* Required task
Return the records that follow unaltered. Omit every picture.

■ ■ ■

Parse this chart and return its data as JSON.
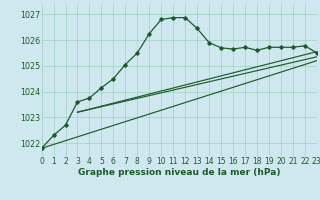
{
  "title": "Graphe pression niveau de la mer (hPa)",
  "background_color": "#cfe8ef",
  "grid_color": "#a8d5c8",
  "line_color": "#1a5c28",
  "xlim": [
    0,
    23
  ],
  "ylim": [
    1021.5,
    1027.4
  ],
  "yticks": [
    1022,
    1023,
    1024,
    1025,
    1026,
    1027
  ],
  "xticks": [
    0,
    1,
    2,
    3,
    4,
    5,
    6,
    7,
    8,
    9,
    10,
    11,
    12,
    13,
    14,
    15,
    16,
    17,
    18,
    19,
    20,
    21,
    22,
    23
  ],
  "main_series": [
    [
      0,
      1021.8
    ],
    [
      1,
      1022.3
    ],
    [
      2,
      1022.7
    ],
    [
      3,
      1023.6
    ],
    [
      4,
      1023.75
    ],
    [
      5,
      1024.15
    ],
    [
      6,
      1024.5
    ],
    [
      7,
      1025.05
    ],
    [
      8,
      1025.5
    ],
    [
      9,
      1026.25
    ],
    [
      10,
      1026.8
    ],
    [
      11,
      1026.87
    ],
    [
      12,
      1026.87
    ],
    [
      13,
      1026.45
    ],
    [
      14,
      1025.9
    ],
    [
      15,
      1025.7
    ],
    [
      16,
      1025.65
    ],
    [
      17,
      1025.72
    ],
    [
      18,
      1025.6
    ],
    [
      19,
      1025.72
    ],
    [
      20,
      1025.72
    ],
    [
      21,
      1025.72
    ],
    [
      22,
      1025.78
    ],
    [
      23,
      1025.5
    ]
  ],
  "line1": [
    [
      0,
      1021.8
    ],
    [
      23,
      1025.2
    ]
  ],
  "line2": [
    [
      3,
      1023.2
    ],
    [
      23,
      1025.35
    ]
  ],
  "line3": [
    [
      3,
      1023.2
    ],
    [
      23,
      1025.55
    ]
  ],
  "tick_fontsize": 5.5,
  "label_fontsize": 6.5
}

■ ■ ■

* The output
Parse this chart and return its data as JSON.
{
  "title": "Graphe pression niveau de la mer (hPa)",
  "background_color": "#cfe8ef",
  "grid_color": "#a8d5c8",
  "line_color": "#1a5c28",
  "xlim": [
    0,
    23
  ],
  "ylim": [
    1021.5,
    1027.4
  ],
  "yticks": [
    1022,
    1023,
    1024,
    1025,
    1026,
    1027
  ],
  "xticks": [
    0,
    1,
    2,
    3,
    4,
    5,
    6,
    7,
    8,
    9,
    10,
    11,
    12,
    13,
    14,
    15,
    16,
    17,
    18,
    19,
    20,
    21,
    22,
    23
  ],
  "main_series": [
    [
      0,
      1021.8
    ],
    [
      1,
      1022.3
    ],
    [
      2,
      1022.7
    ],
    [
      3,
      1023.6
    ],
    [
      4,
      1023.75
    ],
    [
      5,
      1024.15
    ],
    [
      6,
      1024.5
    ],
    [
      7,
      1025.05
    ],
    [
      8,
      1025.5
    ],
    [
      9,
      1026.25
    ],
    [
      10,
      1026.8
    ],
    [
      11,
      1026.87
    ],
    [
      12,
      1026.87
    ],
    [
      13,
      1026.45
    ],
    [
      14,
      1025.9
    ],
    [
      15,
      1025.7
    ],
    [
      16,
      1025.65
    ],
    [
      17,
      1025.72
    ],
    [
      18,
      1025.6
    ],
    [
      19,
      1025.72
    ],
    [
      20,
      1025.72
    ],
    [
      21,
      1025.72
    ],
    [
      22,
      1025.78
    ],
    [
      23,
      1025.5
    ]
  ],
  "line1": [
    [
      0,
      1021.8
    ],
    [
      23,
      1025.2
    ]
  ],
  "line2": [
    [
      3,
      1023.2
    ],
    [
      23,
      1025.35
    ]
  ],
  "line3": [
    [
      3,
      1023.2
    ],
    [
      23,
      1025.55
    ]
  ],
  "tick_fontsize": 5.5,
  "label_fontsize": 6.5
}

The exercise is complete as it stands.